begin EXTRACT

Skip to content

Conversation

jeffzi
Copy link
Contributor

@jeffzi jeffzi commented Jan 25, 2020

The intersection of 2 MultiIndex with sort=False does not preserve the order, whereas Index. intersection() does. This behavior does not seem to be intentional since the tests for difference and symmetric_difference are testing for order preservation.

For example:

import pandas as pd

arrays = [['bar', 'bar', 'baz', 'baz', 'foo', 'foo', 'qux', 'qux'],
          ['one', 'two', 'one', 'two', 'one', 'two', 'one', 'two']]
tuples = list(zip(*arrays))
idx = pd.MultiIndex.from_tuples(tuples, names=['first', 'second'])

left = idx[2::-1]
print(left)
#> MultiIndex([('baz', 'one'),
#>             ('bar', 'two'),
#>             ('bar', 'one')],
#>            names=['first', 'second'])
right = idx[:5]
print(right)
#> MultiIndex([('bar', 'one'),
#>             ('bar', 'two'),
#>             ('baz', 'one'),
#>             ('baz', 'two'),
#>             ('foo', 'one')],
#>            names=['first', 'second'])

# expected same order as left
intersect = left.intersection(right, sort=False)
print(intersect)
#> MultiIndex([('bar', 'two'),
#>             ('baz', 'one'),
#>             ('bar', 'one')],
#>            names=['first', 'second'])

Created on 2020-01-25 by the reprexpy package

I verified that my PR does not decrease performances.

I also modified the test for union. The implementation was preserving the order with sort=False but the tests were not verifying it.

@charlesdong1991
Copy link
Member

Very nice! @jeffzi

could you pls also create an issue and reference this PR to the issue?

@jeffzi jeffzi force-pushed the fix-multiindex-intersection-sort branch from 7a066e6 to 8320d41 Compare January 26, 2020 10:08
@jeffzi
Copy link
Contributor Author

jeffzi commented Jan 26, 2020

I benchmarked the intersection of 2 arrays of tuples: master Vs this PR Vs suggestion by @jreback to take inspiration of difference.

end EXTRACT

• PROBLEMS AND TASKS
1 - Answer these questions from the thread:
(a) Which method is said to preserve order, in contrast to MultiIndex intersection with sort=False?
(b) Besides the intersection fix, which test did the contributor modify?
(c) What did charlesdong1991 ask the contributor to do?
2 - Summarize the thread in two sentences.
3 - Based on the thread, explain in one or two sentences why the lost order in MultiIndex intersection with sort=False does not seem intentional.

begin RAW DATA

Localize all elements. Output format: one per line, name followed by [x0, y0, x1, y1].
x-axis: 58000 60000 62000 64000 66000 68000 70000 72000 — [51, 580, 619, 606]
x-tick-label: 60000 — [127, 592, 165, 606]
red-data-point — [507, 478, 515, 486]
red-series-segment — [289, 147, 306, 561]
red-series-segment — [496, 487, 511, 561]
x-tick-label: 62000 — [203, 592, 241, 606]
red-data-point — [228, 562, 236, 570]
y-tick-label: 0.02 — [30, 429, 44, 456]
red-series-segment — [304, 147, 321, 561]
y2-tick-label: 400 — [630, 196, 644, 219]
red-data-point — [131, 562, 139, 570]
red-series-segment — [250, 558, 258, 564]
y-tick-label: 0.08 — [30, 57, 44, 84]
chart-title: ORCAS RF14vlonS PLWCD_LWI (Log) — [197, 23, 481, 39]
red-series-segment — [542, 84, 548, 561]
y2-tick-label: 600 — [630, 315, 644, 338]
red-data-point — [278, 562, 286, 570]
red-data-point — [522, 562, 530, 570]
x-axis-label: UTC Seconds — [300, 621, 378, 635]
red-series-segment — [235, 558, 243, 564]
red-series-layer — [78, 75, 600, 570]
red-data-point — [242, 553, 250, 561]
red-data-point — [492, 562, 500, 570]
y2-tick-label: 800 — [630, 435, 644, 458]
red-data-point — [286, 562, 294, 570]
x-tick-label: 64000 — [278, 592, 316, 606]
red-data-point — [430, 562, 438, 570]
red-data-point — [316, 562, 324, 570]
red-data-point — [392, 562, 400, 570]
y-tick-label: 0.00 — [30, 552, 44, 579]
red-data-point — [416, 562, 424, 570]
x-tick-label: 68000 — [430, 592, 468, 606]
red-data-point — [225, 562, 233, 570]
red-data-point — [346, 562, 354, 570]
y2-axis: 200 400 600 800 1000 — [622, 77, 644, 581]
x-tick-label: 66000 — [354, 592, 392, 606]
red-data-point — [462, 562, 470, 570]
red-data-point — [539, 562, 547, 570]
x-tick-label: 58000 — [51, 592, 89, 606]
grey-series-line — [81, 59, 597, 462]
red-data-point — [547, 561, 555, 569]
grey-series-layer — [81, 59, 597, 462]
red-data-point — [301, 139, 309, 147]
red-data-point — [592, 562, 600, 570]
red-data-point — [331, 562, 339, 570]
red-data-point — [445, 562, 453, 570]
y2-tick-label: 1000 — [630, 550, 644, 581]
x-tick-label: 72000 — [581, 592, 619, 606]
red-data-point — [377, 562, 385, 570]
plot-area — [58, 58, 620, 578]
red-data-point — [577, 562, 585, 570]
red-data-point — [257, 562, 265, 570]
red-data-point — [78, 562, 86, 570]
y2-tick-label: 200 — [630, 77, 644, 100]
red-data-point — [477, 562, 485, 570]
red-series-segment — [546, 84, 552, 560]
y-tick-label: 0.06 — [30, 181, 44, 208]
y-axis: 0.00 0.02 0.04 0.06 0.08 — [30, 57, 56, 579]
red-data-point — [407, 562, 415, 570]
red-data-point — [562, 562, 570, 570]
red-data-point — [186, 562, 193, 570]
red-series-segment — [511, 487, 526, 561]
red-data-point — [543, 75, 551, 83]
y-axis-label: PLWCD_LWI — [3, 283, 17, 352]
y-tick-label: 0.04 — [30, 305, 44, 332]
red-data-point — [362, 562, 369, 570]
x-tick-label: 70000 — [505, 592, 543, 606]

end RAW DATA

• SOLUTIONS TO THE EXERCISE
1 -
(a) Index.intersection()
(b) The test for union
(c) Create an issue and reference the PR to it

2 - The thread reports that intersecting two MultiIndex objects with sort=False does not preserve order, unlike Index.intersection(), and gives an example where the result does not follow the order of the left index. The contributor states that the fix does not decrease performance and also changes the union test to check order, and a member asks for an issue that references the PR.

3 - The tests for difference and symmetric_difference check that order is preserved, so intersection failing to preserve it does not appear to be intended behavior.